[Start of Data provided]

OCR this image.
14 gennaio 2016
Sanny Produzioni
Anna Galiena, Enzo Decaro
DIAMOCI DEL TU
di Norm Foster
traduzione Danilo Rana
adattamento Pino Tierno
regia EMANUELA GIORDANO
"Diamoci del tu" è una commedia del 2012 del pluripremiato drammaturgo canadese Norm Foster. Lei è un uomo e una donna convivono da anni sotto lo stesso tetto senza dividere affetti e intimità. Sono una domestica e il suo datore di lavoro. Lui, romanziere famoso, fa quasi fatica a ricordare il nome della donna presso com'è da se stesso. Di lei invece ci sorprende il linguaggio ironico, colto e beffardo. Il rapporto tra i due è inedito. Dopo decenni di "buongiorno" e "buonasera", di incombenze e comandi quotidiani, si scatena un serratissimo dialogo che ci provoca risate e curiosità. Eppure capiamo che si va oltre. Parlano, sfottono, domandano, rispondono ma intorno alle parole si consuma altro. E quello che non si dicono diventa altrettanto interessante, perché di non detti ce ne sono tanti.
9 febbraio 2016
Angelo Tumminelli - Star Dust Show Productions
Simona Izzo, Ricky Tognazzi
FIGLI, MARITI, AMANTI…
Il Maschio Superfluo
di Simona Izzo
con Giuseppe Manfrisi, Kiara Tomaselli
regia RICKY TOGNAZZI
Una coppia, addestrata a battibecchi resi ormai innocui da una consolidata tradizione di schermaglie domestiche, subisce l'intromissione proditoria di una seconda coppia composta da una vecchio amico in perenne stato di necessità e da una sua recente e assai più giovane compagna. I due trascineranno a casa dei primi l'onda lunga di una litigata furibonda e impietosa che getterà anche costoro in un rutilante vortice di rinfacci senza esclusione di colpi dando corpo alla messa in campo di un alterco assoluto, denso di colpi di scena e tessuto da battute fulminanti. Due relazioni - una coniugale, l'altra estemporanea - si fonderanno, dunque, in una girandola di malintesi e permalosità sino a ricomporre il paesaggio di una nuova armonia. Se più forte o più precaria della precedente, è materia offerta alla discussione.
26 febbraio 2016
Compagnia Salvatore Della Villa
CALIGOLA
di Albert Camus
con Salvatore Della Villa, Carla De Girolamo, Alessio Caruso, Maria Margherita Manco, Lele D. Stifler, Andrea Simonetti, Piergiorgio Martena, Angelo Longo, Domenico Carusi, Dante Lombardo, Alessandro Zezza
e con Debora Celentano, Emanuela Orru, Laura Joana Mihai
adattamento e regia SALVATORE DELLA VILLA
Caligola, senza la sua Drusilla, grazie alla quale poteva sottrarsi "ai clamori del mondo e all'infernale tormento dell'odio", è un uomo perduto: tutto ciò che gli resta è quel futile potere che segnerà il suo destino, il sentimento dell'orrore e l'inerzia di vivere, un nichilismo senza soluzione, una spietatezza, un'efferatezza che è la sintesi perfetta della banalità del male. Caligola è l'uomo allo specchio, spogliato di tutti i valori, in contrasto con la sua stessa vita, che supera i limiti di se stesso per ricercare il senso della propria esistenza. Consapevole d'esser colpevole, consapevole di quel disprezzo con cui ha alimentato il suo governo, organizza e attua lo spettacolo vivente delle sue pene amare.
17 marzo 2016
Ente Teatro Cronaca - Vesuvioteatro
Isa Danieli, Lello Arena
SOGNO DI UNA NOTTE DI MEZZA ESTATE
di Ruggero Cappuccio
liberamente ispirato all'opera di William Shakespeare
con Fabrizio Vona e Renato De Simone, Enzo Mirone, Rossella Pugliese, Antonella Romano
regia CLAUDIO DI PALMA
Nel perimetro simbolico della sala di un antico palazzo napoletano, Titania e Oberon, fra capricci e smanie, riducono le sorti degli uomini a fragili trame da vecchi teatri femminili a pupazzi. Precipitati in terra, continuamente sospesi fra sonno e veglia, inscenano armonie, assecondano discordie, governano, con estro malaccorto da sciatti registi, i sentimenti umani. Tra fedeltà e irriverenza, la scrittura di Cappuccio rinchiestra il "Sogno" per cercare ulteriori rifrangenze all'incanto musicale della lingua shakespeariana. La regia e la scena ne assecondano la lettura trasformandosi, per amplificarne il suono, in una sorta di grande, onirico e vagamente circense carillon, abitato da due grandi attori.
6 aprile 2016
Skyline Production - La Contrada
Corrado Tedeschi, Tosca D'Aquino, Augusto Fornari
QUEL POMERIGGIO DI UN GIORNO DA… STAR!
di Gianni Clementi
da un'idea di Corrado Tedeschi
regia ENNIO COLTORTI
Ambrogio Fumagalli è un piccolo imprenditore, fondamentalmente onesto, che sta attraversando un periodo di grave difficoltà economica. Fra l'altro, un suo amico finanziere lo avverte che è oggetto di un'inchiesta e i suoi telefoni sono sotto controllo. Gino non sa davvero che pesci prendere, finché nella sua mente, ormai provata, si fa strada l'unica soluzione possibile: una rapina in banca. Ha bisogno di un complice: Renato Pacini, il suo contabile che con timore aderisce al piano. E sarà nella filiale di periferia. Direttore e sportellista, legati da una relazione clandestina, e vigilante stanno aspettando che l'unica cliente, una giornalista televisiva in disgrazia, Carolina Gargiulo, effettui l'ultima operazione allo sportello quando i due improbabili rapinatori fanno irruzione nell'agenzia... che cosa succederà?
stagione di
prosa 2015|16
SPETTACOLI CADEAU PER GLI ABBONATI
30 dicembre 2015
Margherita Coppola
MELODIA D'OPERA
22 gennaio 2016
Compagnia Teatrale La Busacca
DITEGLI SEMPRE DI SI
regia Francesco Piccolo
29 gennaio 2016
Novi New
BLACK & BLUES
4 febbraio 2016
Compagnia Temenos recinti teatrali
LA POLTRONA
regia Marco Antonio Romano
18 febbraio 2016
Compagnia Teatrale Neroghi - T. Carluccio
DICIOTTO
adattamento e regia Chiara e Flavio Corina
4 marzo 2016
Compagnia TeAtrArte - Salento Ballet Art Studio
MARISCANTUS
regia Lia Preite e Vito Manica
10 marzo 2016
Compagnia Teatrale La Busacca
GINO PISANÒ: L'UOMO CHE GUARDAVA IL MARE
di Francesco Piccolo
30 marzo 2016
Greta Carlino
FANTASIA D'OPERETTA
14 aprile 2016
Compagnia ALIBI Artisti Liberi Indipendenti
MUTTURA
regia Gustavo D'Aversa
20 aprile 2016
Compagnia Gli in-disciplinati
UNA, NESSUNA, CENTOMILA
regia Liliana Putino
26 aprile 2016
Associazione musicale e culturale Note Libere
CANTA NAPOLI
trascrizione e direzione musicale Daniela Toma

[End of Data provided]

- [Given instruction]:
Repeat the material above in full, quoting it exactly.

- [The output]:
OCR this image.
14 gennaio 2016
Sanny Produzioni
Anna Galiena, Enzo Decaro
DIAMOCI DEL TU
di Norm Foster
traduzione Danilo Rana
adattamento Pino Tierno
regia EMANUELA GIORDANO
"Diamoci del tu" è una commedia del 2012 del pluripremiato drammaturgo canadese Norm Foster. Lei è un uomo e una donna convivono da anni sotto lo stesso tetto senza dividere affetti e intimità. Sono una domestica e il suo datore di lavoro. Lui, romanziere famoso, fa quasi fatica a ricordare il nome della donna presso com'è da se stesso. Di lei invece ci sorprende il linguaggio ironico, colto e beffardo. Il rapporto tra i due è inedito. Dopo decenni di "buongiorno" e "buonasera", di incombenze e comandi quotidiani, si scatena un serratissimo dialogo che ci provoca risate e curiosità. Eppure capiamo che si va oltre. Parlano, sfottono, domandano, rispondono ma intorno alle parole si consuma altro. E quello che non si dicono diventa altrettanto interessante, perché di non detti ce ne sono tanti.
9 febbraio 2016
Angelo Tumminelli - Star Dust Show Productions
Simona Izzo, Ricky Tognazzi
FIGLI, MARITI, AMANTI…
Il Maschio Superfluo
di Simona Izzo
con Giuseppe Manfrisi, Kiara Tomaselli
regia RICKY TOGNAZZI
Una coppia, addestrata a battibecchi resi ormai innocui da una consolidata tradizione di schermaglie domestiche, subisce l'intromissione proditoria di una seconda coppia composta da una vecchio amico in perenne stato di necessità e da una sua recente e assai più giovane compagna. I due trascineranno a casa dei primi l'onda lunga di una litigata furibonda e impietosa che getterà anche costoro in un rutilante vortice di rinfacci senza esclusione di colpi dando corpo alla messa in campo di un alterco assoluto, denso di colpi di scena e tessuto da battute fulminanti. Due relazioni - una coniugale, l'altra estemporanea - si fonderanno, dunque, in una girandola di malintesi e permalosità sino a ricomporre il paesaggio di una nuova armonia. Se più forte o più precaria della precedente, è materia offerta alla discussione.
26 febbraio 2016
Compagnia Salvatore Della Villa
CALIGOLA
di Albert Camus
con Salvatore Della Villa, Carla De Girolamo, Alessio Caruso, Maria Margherita Manco, Lele D. Stifler, Andrea Simonetti, Piergiorgio Martena, Angelo Longo, Domenico Carusi, Dante Lombardo, Alessandro Zezza
e con Debora Celentano, Emanuela Orru, Laura Joana Mihai
adattamento e regia SALVATORE DELLA VILLA
Caligola, senza la sua Drusilla, grazie alla quale poteva sottrarsi "ai clamori del mondo e all'infernale tormento dell'odio", è un uomo perduto: tutto ciò che gli resta è quel futile potere che segnerà il suo destino, il sentimento dell'orrore e l'inerzia di vivere, un nichilismo senza soluzione, una spietatezza, un'efferatezza che è la sintesi perfetta della banalità del male. Caligola è l'uomo allo specchio, spogliato di tutti i valori, in contrasto con la sua stessa vita, che supera i limiti di se stesso per ricercare il senso della propria esistenza. Consapevole d'esser colpevole, consapevole di quel disprezzo con cui ha alimentato il suo governo, organizza e attua lo spettacolo vivente delle sue pene amare.
17 marzo 2016
Ente Teatro Cronaca - Vesuvioteatro
Isa Danieli, Lello Arena
SOGNO DI UNA NOTTE DI MEZZA ESTATE
di Ruggero Cappuccio
liberamente ispirato all'opera di William Shakespeare
con Fabrizio Vona e Renato De Simone, Enzo Mirone, Rossella Pugliese, Antonella Romano
regia CLAUDIO DI PALMA
Nel perimetro simbolico della sala di un antico palazzo napoletano, Titania e Oberon, fra capricci e smanie, riducono le sorti degli uomini a fragili trame da vecchi teatri femminili a pupazzi. Precipitati in terra, continuamente sospesi fra sonno e veglia, inscenano armonie, assecondano discordie, governano, con estro malaccorto da sciatti registi, i sentimenti umani. Tra fedeltà e irriverenza, la scrittura di Cappuccio rinchiestra il "Sogno" per cercare ulteriori rifrangenze all'incanto musicale della lingua shakespeariana. La regia e la scena ne assecondano la lettura trasformandosi, per amplificarne il suono, in una sorta di grande, onirico e vagamente circense carillon, abitato da due grandi attori.
6 aprile 2016
Skyline Production - La Contrada
Corrado Tedeschi, Tosca D'Aquino, Augusto Fornari
QUEL POMERIGGIO DI UN GIORNO DA… STAR!
di Gianni Clementi
da un'idea di Corrado Tedeschi
regia ENNIO COLTORTI
Ambrogio Fumagalli è un piccolo imprenditore, fondamentalmente onesto, che sta attraversando un periodo di grave difficoltà economica. Fra l'altro, un suo amico finanziere lo avverte che è oggetto di un'inchiesta e i suoi telefoni sono sotto controllo. Gino non sa davvero che pesci prendere, finché nella sua mente, ormai provata, si fa strada l'unica soluzione possibile: una rapina in banca. Ha bisogno di un complice: Renato Pacini, il suo contabile che con timore aderisce al piano. E sarà nella filiale di periferia. Direttore e sportellista, legati da una relazione clandestina, e vigilante stanno aspettando che l'unica cliente, una giornalista televisiva in disgrazia, Carolina Gargiulo, effettui l'ultima operazione allo sportello quando i due improbabili rapinatori fanno irruzione nell'agenzia... che cosa succederà?
stagione di
prosa 2015|16
SPETTACOLI CADEAU PER GLI ABBONATI
30 dicembre 2015
Margherita Coppola
MELODIA D'OPERA
22 gennaio 2016
Compagnia Teatrale La Busacca
DITEGLI SEMPRE DI SI
regia Francesco Piccolo
29 gennaio 2016
Novi New
BLACK & BLUES
4 febbraio 2016
Compagnia Temenos recinti teatrali
LA POLTRONA
regia Marco Antonio Romano
18 febbraio 2016
Compagnia Teatrale Neroghi - T. Carluccio
DICIOTTO
adattamento e regia Chiara e Flavio Corina
4 marzo 2016
Compagnia TeAtrArte - Salento Ballet Art Studio
MARISCANTUS
regia Lia Preite e Vito Manica
10 marzo 2016
Compagnia Teatrale La Busacca
GINO PISANÒ: L'UOMO CHE GUARDAVA IL MARE
di Francesco Piccolo
30 marzo 2016
Greta Carlino
FANTASIA D'OPERETTA
14 aprile 2016
Compagnia ALIBI Artisti Liberi Indipendenti
MUTTURA
regia Gustavo D'Aversa
20 aprile 2016
Compagnia Gli in-disciplinati
UNA, NESSUNA, CENTOMILA
regia Liliana Putino
26 aprile 2016
Associazione musicale e culturale Note Libere
CANTA NAPOLI
trascrizione e direzione musicale Daniela Toma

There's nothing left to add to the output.